■ EXERCISE INPUT:
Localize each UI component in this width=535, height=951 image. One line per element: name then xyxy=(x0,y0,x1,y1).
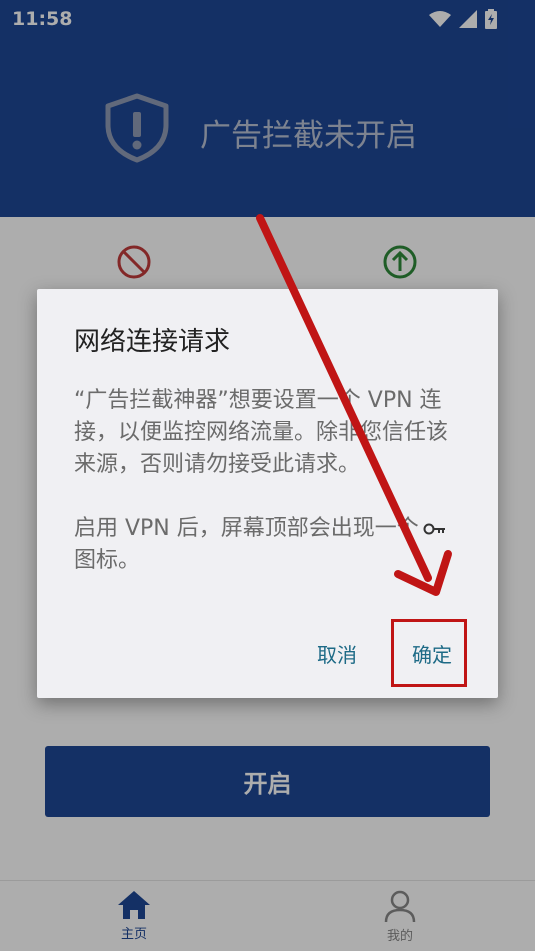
dialog-note-suffix: 图标。 xyxy=(74,548,141,573)
annotation-highlight-box xyxy=(391,619,467,687)
dialog-message: “广告拦截神器”想要设置一个 VPN 连接，以便监控网络流量。除非您信任该来源，… xyxy=(74,388,449,477)
key-icon xyxy=(423,523,445,535)
dialog-note-prefix: 启用 VPN 后，屏幕顶部会出现一个 xyxy=(74,516,419,541)
cancel-button[interactable]: 取消 xyxy=(317,639,357,668)
dialog-body: “广告拦截神器”想要设置一个 VPN 连接，以便监控网络流量。除非您信任该来源，… xyxy=(74,385,464,577)
dialog-note: 启用 VPN 后，屏幕顶部会出现一个 图标。 xyxy=(74,513,464,577)
dialog-title: 网络连接请求 xyxy=(74,327,231,357)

■ GOAL: Copy out the data above with "image" swapped for "screenshot" and everything else left as it is. Don't include the pictures.

■ THE RESPONSE:
Localize each UI component in this width=535, height=951 screenshot. One line per element: name then xyxy=(x0,y0,x1,y1).
dialog-note-suffix: 图标。 xyxy=(74,548,141,573)
annotation-highlight-box xyxy=(391,619,467,687)
dialog-message: “广告拦截神器”想要设置一个 VPN 连接，以便监控网络流量。除非您信任该来源，… xyxy=(74,388,449,477)
key-icon xyxy=(423,523,445,535)
dialog-note-prefix: 启用 VPN 后，屏幕顶部会出现一个 xyxy=(74,516,419,541)
cancel-button[interactable]: 取消 xyxy=(317,639,357,668)
dialog-body: “广告拦截神器”想要设置一个 VPN 连接，以便监控网络流量。除非您信任该来源，… xyxy=(74,385,464,577)
dialog-note: 启用 VPN 后，屏幕顶部会出现一个 图标。 xyxy=(74,513,464,577)
dialog-title: 网络连接请求 xyxy=(74,327,231,357)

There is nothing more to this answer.